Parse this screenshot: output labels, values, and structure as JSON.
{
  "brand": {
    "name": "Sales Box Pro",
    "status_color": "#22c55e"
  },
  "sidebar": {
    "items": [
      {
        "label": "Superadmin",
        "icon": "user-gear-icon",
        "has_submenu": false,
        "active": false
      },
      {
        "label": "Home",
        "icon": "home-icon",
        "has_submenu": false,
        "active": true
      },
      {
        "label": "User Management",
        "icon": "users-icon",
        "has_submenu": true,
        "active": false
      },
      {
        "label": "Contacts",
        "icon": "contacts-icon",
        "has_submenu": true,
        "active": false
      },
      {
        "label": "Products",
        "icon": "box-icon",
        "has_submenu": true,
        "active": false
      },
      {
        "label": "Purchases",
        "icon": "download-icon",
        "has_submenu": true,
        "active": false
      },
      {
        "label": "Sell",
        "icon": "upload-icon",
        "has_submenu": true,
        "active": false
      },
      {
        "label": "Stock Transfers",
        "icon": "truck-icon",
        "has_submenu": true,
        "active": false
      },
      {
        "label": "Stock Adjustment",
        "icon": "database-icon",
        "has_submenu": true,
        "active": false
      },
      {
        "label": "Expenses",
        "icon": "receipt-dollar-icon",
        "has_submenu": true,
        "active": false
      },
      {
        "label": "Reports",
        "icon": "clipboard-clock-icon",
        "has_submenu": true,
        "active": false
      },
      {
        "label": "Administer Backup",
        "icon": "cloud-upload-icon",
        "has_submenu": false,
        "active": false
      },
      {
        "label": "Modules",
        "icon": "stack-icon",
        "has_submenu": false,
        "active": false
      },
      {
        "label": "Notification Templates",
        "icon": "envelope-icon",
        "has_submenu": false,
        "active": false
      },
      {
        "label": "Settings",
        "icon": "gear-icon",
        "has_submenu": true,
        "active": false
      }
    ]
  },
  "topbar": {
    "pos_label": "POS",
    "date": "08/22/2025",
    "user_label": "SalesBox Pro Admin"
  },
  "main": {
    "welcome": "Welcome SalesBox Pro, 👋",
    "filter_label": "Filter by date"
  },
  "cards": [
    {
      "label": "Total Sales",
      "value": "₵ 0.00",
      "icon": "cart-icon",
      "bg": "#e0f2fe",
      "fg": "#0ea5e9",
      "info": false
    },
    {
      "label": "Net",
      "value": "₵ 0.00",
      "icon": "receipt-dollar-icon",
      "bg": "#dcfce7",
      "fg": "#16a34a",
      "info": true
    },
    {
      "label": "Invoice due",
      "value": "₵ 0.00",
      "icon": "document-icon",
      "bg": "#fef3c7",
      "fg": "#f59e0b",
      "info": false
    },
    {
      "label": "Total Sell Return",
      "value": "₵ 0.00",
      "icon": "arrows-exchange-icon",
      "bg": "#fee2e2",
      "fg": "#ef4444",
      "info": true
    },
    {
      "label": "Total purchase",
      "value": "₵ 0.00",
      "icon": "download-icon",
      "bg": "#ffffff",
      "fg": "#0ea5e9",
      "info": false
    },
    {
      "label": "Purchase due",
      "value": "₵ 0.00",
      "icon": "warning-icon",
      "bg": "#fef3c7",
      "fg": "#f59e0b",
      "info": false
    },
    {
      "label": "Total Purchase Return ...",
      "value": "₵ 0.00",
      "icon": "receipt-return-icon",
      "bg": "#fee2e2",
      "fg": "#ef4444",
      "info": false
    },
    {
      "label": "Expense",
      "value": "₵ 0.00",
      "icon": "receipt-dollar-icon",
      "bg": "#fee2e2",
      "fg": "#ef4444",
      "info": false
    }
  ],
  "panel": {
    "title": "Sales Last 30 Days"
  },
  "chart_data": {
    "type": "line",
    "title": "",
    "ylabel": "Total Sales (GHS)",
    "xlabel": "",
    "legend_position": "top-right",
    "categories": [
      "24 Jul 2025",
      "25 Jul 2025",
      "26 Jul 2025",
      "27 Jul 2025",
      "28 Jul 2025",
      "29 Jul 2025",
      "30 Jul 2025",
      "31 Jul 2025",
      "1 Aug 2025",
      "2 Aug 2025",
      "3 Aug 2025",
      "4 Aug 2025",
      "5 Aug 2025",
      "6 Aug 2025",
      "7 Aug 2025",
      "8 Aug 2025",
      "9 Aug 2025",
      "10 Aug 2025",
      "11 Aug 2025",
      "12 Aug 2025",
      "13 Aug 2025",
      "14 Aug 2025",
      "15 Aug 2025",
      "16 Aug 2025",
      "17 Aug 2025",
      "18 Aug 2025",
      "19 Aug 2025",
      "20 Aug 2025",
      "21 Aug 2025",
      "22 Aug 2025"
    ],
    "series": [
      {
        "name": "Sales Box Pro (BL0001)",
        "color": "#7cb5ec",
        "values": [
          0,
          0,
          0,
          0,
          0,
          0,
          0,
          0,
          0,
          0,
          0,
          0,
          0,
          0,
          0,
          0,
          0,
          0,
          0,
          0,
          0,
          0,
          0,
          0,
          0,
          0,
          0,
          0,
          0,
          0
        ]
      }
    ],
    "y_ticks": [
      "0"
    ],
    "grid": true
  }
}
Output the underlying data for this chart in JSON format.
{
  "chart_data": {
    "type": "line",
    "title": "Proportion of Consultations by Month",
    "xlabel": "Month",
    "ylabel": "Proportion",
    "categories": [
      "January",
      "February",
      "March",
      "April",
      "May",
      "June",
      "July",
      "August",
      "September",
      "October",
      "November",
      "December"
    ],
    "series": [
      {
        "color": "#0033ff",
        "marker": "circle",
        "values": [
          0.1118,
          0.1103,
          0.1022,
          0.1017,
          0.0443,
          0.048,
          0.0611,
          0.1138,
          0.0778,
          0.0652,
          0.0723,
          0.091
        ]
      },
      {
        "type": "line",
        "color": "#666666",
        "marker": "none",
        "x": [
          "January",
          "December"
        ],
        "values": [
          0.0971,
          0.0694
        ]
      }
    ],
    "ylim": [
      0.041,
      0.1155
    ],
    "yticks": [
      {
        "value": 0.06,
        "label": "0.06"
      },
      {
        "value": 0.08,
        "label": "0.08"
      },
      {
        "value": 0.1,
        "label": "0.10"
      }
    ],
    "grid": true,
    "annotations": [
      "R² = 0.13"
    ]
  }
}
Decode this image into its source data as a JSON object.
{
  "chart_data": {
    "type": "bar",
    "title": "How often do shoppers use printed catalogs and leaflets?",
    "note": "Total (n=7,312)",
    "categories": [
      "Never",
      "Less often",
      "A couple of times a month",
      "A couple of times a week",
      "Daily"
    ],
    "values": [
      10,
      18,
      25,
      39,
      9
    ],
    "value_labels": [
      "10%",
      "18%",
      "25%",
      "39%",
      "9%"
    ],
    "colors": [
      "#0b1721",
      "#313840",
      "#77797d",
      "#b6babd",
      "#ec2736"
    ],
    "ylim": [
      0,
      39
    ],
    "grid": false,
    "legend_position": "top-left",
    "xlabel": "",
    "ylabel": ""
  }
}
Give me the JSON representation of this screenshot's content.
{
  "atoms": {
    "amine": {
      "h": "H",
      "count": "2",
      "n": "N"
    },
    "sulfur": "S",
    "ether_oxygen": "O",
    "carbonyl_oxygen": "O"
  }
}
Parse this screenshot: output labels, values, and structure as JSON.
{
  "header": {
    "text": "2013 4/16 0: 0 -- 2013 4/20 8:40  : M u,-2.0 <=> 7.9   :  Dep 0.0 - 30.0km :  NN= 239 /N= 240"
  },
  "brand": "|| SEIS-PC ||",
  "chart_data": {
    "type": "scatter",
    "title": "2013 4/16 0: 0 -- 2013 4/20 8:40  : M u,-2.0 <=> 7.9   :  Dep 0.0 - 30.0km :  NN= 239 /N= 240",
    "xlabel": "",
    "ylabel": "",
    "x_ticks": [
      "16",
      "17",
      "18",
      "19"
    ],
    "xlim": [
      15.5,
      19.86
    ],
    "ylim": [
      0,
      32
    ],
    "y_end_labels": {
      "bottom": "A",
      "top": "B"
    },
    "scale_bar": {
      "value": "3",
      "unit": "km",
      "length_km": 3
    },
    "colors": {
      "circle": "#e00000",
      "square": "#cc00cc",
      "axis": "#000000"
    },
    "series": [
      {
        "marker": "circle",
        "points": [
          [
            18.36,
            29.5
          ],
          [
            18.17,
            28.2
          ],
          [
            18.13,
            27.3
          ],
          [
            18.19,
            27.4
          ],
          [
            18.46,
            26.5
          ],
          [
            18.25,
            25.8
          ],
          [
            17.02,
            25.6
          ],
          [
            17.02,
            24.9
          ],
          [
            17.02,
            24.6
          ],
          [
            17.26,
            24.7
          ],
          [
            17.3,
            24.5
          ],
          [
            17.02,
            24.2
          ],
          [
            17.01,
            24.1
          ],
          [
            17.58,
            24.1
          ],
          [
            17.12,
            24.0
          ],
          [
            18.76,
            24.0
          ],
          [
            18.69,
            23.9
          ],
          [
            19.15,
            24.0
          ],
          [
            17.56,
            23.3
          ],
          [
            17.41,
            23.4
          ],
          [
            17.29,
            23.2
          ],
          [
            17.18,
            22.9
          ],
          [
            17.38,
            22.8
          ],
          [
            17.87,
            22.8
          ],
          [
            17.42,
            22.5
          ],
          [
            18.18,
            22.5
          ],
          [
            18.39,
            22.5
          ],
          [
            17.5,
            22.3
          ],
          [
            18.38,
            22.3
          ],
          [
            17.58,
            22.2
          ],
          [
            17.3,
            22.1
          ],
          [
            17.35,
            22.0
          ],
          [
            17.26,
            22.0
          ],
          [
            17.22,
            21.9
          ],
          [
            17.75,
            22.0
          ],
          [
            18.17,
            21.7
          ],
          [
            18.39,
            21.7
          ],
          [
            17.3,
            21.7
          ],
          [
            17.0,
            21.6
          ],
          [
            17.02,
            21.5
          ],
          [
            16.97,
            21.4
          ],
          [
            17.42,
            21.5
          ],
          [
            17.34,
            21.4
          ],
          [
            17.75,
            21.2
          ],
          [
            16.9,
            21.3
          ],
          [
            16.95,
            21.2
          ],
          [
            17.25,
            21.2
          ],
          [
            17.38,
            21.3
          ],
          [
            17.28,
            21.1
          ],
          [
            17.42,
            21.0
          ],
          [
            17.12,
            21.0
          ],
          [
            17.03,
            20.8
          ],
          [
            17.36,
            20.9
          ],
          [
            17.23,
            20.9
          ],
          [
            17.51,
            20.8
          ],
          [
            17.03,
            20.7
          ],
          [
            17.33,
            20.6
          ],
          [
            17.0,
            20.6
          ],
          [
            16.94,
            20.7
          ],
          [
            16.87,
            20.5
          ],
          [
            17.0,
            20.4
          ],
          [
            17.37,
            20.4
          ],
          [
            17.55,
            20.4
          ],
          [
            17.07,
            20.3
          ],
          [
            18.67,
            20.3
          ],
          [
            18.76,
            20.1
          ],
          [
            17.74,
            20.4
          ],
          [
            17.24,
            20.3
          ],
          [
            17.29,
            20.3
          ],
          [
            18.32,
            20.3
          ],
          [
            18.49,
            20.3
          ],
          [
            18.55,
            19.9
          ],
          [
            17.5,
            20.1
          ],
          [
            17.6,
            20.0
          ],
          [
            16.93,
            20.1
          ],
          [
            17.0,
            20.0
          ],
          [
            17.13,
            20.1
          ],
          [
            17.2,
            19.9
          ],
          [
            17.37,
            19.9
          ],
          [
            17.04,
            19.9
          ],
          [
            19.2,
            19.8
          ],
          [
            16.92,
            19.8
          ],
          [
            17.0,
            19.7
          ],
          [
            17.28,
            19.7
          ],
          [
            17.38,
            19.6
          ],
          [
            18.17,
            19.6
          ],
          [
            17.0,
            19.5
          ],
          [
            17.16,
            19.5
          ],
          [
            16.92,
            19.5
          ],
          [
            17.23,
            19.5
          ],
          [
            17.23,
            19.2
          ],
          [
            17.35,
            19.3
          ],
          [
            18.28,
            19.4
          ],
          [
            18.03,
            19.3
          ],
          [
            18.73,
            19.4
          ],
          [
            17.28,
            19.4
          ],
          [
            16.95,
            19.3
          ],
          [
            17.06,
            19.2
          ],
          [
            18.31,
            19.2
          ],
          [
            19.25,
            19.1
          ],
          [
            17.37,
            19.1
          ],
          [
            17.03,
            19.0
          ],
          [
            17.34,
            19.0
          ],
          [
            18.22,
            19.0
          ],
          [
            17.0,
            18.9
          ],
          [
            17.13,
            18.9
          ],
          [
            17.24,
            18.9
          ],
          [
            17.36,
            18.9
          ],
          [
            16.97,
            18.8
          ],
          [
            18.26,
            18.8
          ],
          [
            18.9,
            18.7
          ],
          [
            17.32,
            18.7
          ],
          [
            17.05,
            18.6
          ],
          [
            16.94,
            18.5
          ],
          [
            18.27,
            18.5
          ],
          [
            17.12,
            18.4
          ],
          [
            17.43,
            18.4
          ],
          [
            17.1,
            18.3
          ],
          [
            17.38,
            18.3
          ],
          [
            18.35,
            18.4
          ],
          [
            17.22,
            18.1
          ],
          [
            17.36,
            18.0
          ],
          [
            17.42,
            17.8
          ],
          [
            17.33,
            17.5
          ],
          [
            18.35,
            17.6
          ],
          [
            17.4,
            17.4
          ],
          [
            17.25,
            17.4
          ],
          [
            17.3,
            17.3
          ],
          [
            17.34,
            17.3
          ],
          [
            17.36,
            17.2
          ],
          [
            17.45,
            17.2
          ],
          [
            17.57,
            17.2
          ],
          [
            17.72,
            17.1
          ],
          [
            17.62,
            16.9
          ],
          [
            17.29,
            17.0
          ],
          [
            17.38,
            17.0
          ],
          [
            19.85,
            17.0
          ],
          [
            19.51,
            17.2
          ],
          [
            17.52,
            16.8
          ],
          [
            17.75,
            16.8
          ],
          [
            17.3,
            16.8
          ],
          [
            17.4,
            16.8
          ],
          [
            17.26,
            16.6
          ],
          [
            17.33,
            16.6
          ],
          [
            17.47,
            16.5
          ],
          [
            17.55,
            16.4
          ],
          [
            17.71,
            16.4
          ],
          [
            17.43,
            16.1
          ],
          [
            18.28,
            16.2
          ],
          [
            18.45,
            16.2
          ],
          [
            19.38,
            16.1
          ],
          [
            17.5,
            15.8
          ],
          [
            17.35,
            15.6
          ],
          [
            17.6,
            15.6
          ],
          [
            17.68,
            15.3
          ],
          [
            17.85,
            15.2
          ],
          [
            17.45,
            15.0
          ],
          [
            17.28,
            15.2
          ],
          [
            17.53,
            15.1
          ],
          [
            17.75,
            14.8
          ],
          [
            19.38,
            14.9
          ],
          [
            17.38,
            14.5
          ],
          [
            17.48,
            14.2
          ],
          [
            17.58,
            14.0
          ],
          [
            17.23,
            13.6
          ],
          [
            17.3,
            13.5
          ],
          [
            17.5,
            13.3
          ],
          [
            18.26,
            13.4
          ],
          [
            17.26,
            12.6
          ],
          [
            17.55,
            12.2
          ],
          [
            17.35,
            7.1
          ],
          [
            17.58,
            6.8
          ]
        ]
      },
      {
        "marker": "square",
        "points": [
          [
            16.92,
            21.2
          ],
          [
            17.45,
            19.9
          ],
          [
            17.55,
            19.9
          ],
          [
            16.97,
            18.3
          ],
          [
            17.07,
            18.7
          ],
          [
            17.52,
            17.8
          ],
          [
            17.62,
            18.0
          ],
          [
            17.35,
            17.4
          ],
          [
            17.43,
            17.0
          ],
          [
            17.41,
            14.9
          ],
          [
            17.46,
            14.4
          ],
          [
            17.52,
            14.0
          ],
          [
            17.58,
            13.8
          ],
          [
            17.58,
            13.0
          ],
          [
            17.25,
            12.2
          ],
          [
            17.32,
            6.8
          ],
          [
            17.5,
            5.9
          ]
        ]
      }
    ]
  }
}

--- Requirement ---
Pull out all lines of the data with the string "SalesBox".

--- Result for this exercise ---
    "user_label": "SalesBox Pro Admin"
    "welcome": "Welcome SalesBox Pro, 👋",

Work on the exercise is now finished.